** Start Exercise data **

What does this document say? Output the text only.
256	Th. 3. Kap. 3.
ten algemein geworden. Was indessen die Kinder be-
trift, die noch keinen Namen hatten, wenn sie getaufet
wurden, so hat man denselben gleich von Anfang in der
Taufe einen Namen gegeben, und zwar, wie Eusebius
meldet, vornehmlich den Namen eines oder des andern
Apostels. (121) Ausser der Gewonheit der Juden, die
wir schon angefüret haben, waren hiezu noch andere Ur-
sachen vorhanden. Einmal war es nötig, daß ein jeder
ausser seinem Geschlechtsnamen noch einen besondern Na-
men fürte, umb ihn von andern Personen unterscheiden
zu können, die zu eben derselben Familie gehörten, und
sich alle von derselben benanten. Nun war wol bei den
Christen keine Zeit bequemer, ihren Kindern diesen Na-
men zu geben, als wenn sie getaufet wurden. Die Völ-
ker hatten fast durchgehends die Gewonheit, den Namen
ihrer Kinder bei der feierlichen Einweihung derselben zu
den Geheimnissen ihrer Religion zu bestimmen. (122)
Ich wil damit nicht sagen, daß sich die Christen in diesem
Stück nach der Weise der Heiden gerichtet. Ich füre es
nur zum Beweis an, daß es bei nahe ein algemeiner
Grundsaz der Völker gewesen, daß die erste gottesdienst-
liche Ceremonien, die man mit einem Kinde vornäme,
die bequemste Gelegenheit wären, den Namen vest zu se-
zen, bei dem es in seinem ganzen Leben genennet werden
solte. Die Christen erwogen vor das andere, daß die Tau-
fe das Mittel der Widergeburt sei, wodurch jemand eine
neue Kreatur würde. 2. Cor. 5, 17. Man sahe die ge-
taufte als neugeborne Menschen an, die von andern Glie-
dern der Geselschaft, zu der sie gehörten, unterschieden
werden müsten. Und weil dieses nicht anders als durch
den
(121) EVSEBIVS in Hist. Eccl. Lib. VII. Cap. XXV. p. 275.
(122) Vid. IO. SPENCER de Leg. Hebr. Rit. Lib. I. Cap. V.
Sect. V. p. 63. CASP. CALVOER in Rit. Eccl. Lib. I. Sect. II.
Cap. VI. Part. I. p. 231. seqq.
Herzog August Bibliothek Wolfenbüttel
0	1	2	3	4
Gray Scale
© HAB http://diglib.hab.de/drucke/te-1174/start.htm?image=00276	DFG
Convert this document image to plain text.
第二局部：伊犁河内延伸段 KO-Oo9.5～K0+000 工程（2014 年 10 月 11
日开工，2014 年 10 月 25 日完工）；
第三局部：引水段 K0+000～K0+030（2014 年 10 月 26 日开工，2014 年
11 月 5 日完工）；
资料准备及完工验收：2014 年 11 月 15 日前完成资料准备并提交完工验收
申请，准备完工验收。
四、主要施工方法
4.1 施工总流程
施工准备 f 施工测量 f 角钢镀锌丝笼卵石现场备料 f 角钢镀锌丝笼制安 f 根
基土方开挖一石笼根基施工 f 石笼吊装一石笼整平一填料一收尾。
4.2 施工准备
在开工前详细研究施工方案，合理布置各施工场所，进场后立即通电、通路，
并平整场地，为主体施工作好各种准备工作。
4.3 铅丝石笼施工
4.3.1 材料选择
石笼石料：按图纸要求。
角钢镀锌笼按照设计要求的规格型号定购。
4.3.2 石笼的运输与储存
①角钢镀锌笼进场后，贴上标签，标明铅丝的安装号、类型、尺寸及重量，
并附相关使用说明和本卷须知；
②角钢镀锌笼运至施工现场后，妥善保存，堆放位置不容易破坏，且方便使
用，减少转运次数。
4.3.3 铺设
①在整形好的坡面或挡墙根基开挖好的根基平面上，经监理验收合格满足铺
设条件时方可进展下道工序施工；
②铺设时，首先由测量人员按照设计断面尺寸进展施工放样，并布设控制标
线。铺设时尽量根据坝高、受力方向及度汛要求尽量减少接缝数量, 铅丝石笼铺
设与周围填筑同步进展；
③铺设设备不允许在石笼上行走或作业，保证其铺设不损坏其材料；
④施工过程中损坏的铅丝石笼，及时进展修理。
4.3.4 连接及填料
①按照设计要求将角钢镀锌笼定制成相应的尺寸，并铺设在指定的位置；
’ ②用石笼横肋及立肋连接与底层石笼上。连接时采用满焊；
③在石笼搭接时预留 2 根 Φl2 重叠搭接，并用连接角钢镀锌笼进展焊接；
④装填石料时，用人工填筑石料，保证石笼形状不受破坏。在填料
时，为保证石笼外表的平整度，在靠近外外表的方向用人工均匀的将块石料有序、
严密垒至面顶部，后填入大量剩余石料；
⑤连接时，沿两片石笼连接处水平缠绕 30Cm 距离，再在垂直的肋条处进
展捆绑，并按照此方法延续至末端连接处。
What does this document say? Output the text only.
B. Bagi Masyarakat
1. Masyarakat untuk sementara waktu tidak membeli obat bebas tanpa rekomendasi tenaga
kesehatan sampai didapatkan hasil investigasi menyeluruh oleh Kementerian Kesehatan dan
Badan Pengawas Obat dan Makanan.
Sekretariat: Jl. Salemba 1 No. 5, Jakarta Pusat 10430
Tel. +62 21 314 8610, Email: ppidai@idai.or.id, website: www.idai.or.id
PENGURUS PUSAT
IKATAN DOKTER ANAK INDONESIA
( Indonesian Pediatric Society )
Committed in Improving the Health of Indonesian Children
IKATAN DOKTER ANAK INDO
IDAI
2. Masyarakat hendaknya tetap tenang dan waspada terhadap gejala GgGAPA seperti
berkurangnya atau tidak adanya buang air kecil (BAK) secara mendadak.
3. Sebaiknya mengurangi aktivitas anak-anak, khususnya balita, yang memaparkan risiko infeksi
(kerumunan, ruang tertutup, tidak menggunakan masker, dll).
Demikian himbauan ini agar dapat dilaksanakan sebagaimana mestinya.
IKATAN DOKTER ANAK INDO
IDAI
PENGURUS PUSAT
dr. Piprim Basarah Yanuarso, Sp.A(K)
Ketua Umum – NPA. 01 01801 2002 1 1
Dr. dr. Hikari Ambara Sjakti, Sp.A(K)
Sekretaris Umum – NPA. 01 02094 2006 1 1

** End Exercise data **

→ **Set problem**:
Begin with the line that contains "Convert this document image to plain text." and set down each line exactly until the records above end, including the final line.

→ **Expected answer**:
Convert this document image to plain text.
第二局部：伊犁河内延伸段 KO-Oo9.5～K0+000 工程（2014 年 10 月 11
日开工，2014 年 10 月 25 日完工）；
第三局部：引水段 K0+000～K0+030（2014 年 10 月 26 日开工，2014 年
11 月 5 日完工）；
资料准备及完工验收：2014 年 11 月 15 日前完成资料准备并提交完工验收
申请，准备完工验收。
四、主要施工方法
4.1 施工总流程
施工准备 f 施工测量 f 角钢镀锌丝笼卵石现场备料 f 角钢镀锌丝笼制安 f 根
基土方开挖一石笼根基施工 f 石笼吊装一石笼整平一填料一收尾。
4.2 施工准备
在开工前详细研究施工方案，合理布置各施工场所，进场后立即通电、通路，
并平整场地，为主体施工作好各种准备工作。
4.3 铅丝石笼施工
4.3.1 材料选择
石笼石料：按图纸要求。
角钢镀锌笼按照设计要求的规格型号定购。
4.3.2 石笼的运输与储存
①角钢镀锌笼进场后，贴上标签，标明铅丝的安装号、类型、尺寸及重量，
并附相关使用说明和本卷须知；
②角钢镀锌笼运至施工现场后，妥善保存，堆放位置不容易破坏，且方便使
用，减少转运次数。
4.3.3 铺设
①在整形好的坡面或挡墙根基开挖好的根基平面上，经监理验收合格满足铺
设条件时方可进展下道工序施工；
②铺设时，首先由测量人员按照设计断面尺寸进展施工放样，并布设控制标
线。铺设时尽量根据坝高、受力方向及度汛要求尽量减少接缝数量, 铅丝石笼铺
设与周围填筑同步进展；
③铺设设备不允许在石笼上行走或作业，保证其铺设不损坏其材料；
④施工过程中损坏的铅丝石笼，及时进展修理。
4.3.4 连接及填料
①按照设计要求将角钢镀锌笼定制成相应的尺寸，并铺设在指定的位置；
’ ②用石笼横肋及立肋连接与底层石笼上。连接时采用满焊；
③在石笼搭接时预留 2 根 Φl2 重叠搭接，并用连接角钢镀锌笼进展焊接；
④装填石料时，用人工填筑石料，保证石笼形状不受破坏。在填料
时，为保证石笼外表的平整度，在靠近外外表的方向用人工均匀的将块石料有序、
严密垒至面顶部，后填入大量剩余石料；
⑤连接时，沿两片石笼连接处水平缠绕 30Cm 距离，再在垂直的肋条处进
展捆绑，并按照此方法延续至末端连接处。
What does this document say? Output the text only.
B. Bagi Masyarakat
1. Masyarakat untuk sementara waktu tidak membeli obat bebas tanpa rekomendasi tenaga
kesehatan sampai didapatkan hasil investigasi menyeluruh oleh Kementerian Kesehatan dan
Badan Pengawas Obat dan Makanan.
Sekretariat: Jl. Salemba 1 No. 5, Jakarta Pusat 10430
Tel. +62 21 314 8610, Email: ppidai@idai.or.id, website: www.idai.or.id
PENGURUS PUSAT
IKATAN DOKTER ANAK INDONESIA
( Indonesian Pediatric Society )
Committed in Improving the Health of Indonesian Children
IKATAN DOKTER ANAK INDO
IDAI
2. Masyarakat hendaknya tetap tenang dan waspada terhadap gejala GgGAPA seperti
berkurangnya atau tidak adanya buang air kecil (BAK) secara mendadak.
3. Sebaiknya mengurangi aktivitas anak-anak, khususnya balita, yang memaparkan risiko infeksi
(kerumunan, ruang tertutup, tidak menggunakan masker, dll).
Demikian himbauan ini agar dapat dilaksanakan sebagaimana mestinya.
IKATAN DOKTER ANAK INDO
IDAI
PENGURUS PUSAT
dr. Piprim Basarah Yanuarso, Sp.A(K)
Ketua Umum – NPA. 01 01801 2002 1 1
Dr. dr. Hikari Ambara Sjakti, Sp.A(K)
Sekretaris Umum – NPA. 01 02094 2006 1 1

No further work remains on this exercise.